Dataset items
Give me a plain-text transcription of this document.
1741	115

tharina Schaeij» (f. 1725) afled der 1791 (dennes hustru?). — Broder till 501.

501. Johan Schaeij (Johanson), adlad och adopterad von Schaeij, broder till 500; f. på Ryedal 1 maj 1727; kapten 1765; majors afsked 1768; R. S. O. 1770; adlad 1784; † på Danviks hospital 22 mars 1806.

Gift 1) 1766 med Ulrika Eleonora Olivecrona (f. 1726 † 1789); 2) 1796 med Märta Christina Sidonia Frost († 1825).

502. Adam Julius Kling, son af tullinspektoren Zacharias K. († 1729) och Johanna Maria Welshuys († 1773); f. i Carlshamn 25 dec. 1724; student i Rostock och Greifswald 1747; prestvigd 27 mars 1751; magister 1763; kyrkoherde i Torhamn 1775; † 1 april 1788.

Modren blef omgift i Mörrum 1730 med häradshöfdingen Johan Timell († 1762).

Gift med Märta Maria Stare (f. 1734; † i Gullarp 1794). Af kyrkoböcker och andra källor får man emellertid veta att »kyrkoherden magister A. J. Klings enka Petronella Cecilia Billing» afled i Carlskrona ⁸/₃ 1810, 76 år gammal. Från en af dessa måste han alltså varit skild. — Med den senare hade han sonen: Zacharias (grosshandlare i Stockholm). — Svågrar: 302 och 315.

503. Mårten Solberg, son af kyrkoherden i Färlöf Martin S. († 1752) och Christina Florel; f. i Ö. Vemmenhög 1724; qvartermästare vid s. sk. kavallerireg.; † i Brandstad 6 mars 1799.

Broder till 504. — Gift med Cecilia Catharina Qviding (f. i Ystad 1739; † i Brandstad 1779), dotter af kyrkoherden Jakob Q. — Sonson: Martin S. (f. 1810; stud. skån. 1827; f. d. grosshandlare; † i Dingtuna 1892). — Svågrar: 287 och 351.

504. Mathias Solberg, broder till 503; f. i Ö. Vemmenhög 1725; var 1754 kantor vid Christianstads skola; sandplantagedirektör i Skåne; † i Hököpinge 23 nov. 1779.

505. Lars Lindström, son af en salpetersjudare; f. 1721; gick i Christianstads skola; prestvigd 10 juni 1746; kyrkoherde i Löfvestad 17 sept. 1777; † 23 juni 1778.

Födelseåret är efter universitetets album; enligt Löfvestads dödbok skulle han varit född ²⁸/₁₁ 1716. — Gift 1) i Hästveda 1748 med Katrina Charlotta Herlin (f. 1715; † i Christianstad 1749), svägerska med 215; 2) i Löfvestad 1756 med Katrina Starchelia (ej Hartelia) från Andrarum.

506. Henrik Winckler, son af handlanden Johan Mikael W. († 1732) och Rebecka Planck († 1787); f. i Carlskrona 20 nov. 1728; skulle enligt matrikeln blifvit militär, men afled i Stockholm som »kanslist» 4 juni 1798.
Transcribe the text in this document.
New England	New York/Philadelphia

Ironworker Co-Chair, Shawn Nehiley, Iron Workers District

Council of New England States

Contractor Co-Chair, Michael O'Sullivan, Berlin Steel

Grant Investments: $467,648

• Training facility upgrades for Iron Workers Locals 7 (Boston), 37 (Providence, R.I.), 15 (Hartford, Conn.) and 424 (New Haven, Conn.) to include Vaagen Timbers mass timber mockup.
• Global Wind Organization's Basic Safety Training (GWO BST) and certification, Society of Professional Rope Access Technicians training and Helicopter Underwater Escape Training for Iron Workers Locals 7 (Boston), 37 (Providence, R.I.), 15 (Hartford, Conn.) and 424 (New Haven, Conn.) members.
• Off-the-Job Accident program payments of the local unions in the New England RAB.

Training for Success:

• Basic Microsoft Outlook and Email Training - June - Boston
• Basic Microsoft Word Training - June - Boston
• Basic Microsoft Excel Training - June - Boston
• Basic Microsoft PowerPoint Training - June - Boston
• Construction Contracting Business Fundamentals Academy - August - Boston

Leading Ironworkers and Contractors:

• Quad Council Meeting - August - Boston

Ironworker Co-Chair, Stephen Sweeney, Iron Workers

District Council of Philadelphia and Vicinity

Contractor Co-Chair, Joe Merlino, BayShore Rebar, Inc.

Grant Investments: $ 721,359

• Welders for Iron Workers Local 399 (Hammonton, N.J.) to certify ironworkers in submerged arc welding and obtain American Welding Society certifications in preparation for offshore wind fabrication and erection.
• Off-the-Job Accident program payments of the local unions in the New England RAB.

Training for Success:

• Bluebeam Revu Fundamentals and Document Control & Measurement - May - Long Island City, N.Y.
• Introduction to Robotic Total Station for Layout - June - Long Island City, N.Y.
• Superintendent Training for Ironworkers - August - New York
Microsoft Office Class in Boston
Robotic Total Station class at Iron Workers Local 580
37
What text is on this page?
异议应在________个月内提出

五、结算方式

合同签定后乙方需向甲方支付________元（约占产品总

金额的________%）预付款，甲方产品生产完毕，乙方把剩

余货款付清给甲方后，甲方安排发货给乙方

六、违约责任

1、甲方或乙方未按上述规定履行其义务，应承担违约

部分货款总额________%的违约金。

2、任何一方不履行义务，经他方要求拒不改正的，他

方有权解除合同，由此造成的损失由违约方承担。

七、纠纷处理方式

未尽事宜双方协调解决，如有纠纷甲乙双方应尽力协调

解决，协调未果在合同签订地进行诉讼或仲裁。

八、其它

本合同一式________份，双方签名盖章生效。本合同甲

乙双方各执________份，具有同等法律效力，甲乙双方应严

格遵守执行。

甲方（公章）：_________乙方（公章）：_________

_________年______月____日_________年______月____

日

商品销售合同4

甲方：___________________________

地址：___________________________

* **What you will do**
Please set down the whole listing above without altering a single line.

* **The response**
Give me a plain-text transcription of this document.
1741	115

tharina Schaeij» (f. 1725) afled der 1791 (dennes hustru?). — Broder till 501.

501. Johan Schaeij (Johanson), adlad och adopterad von Schaeij, broder till 500; f. på Ryedal 1 maj 1727; kapten 1765; majors afsked 1768; R. S. O. 1770; adlad 1784; † på Danviks hospital 22 mars 1806.

Gift 1) 1766 med Ulrika Eleonora Olivecrona (f. 1726 † 1789); 2) 1796 med Märta Christina Sidonia Frost († 1825).

502. Adam Julius Kling, son af tullinspektoren Zacharias K. († 1729) och Johanna Maria Welshuys († 1773); f. i Carlshamn 25 dec. 1724; student i Rostock och Greifswald 1747; prestvigd 27 mars 1751; magister 1763; kyrkoherde i Torhamn 1775; † 1 april 1788.

Modren blef omgift i Mörrum 1730 med häradshöfdingen Johan Timell († 1762).

Gift med Märta Maria Stare (f. 1734; † i Gullarp 1794). Af kyrkoböcker och andra källor får man emellertid veta att »kyrkoherden magister A. J. Klings enka Petronella Cecilia Billing» afled i Carlskrona ⁸/₃ 1810, 76 år gammal. Från en af dessa måste han alltså varit skild. — Med den senare hade han sonen: Zacharias (grosshandlare i Stockholm). — Svågrar: 302 och 315.

503. Mårten Solberg, son af kyrkoherden i Färlöf Martin S. († 1752) och Christina Florel; f. i Ö. Vemmenhög 1724; qvartermästare vid s. sk. kavallerireg.; † i Brandstad 6 mars 1799.

Broder till 504. — Gift med Cecilia Catharina Qviding (f. i Ystad 1739; † i Brandstad 1779), dotter af kyrkoherden Jakob Q. — Sonson: Martin S. (f. 1810; stud. skån. 1827; f. d. grosshandlare; † i Dingtuna 1892). — Svågrar: 287 och 351.

504. Mathias Solberg, broder till 503; f. i Ö. Vemmenhög 1725; var 1754 kantor vid Christianstads skola; sandplantagedirektör i Skåne; † i Hököpinge 23 nov. 1779.

505. Lars Lindström, son af en salpetersjudare; f. 1721; gick i Christianstads skola; prestvigd 10 juni 1746; kyrkoherde i Löfvestad 17 sept. 1777; † 23 juni 1778.

Födelseåret är efter universitetets album; enligt Löfvestads dödbok skulle han varit född ²⁸/₁₁ 1716. — Gift 1) i Hästveda 1748 med Katrina Charlotta Herlin (f. 1715; † i Christianstad 1749), svägerska med 215; 2) i Löfvestad 1756 med Katrina Starchelia (ej Hartelia) från Andrarum.

506. Henrik Winckler, son af handlanden Johan Mikael W. († 1732) och Rebecka Planck († 1787); f. i Carlskrona 20 nov. 1728; skulle enligt matrikeln blifvit militär, men afled i Stockholm som »kanslist» 4 juni 1798.
Transcribe the text in this document.
New England	New York/Philadelphia

Ironworker Co-Chair, Shawn Nehiley, Iron Workers District

Council of New England States

Contractor Co-Chair, Michael O'Sullivan, Berlin Steel

Grant Investments: $467,648

• Training facility upgrades for Iron Workers Locals 7 (Boston), 37 (Providence, R.I.), 15 (Hartford, Conn.) and 424 (New Haven, Conn.) to include Vaagen Timbers mass timber mockup.
• Global Wind Organization's Basic Safety Training (GWO BST) and certification, Society of Professional Rope Access Technicians training and Helicopter Underwater Escape Training for Iron Workers Locals 7 (Boston), 37 (Providence, R.I.), 15 (Hartford, Conn.) and 424 (New Haven, Conn.) members.
• Off-the-Job Accident program payments of the local unions in the New England RAB.

Training for Success:

• Basic Microsoft Outlook and Email Training - June - Boston
• Basic Microsoft Word Training - June - Boston
• Basic Microsoft Excel Training - June - Boston
• Basic Microsoft PowerPoint Training - June - Boston
• Construction Contracting Business Fundamentals Academy - August - Boston

Leading Ironworkers and Contractors:

• Quad Council Meeting - August - Boston

Ironworker Co-Chair, Stephen Sweeney, Iron Workers

District Council of Philadelphia and Vicinity

Contractor Co-Chair, Joe Merlino, BayShore Rebar, Inc.

Grant Investments: $ 721,359

• Welders for Iron Workers Local 399 (Hammonton, N.J.) to certify ironworkers in submerged arc welding and obtain American Welding Society certifications in preparation for offshore wind fabrication and erection.
• Off-the-Job Accident program payments of the local unions in the New England RAB.

Training for Success:

• Bluebeam Revu Fundamentals and Document Control & Measurement - May - Long Island City, N.Y.
• Introduction to Robotic Total Station for Layout - June - Long Island City, N.Y.
• Superintendent Training for Ironworkers - August - New York
Microsoft Office Class in Boston
Robotic Total Station class at Iron Workers Local 580
37
What text is on this page?
异议应在________个月内提出

五、结算方式

合同签定后乙方需向甲方支付________元（约占产品总

金额的________%）预付款，甲方产品生产完毕，乙方把剩

余货款付清给甲方后，甲方安排发货给乙方

六、违约责任

1、甲方或乙方未按上述规定履行其义务，应承担违约

部分货款总额________%的违约金。

2、任何一方不履行义务，经他方要求拒不改正的，他

方有权解除合同，由此造成的损失由违约方承担。

七、纠纷处理方式

未尽事宜双方协调解决，如有纠纷甲乙双方应尽力协调

解决，协调未果在合同签订地进行诉讼或仲裁。

八、其它

本合同一式________份，双方签名盖章生效。本合同甲

乙双方各执________份，具有同等法律效力，甲乙双方应严

格遵守执行。

甲方（公章）：_________乙方（公章）：_________

_________年______月____日_________年______月____

日

商品销售合同4

甲方：___________________________

地址：___________________________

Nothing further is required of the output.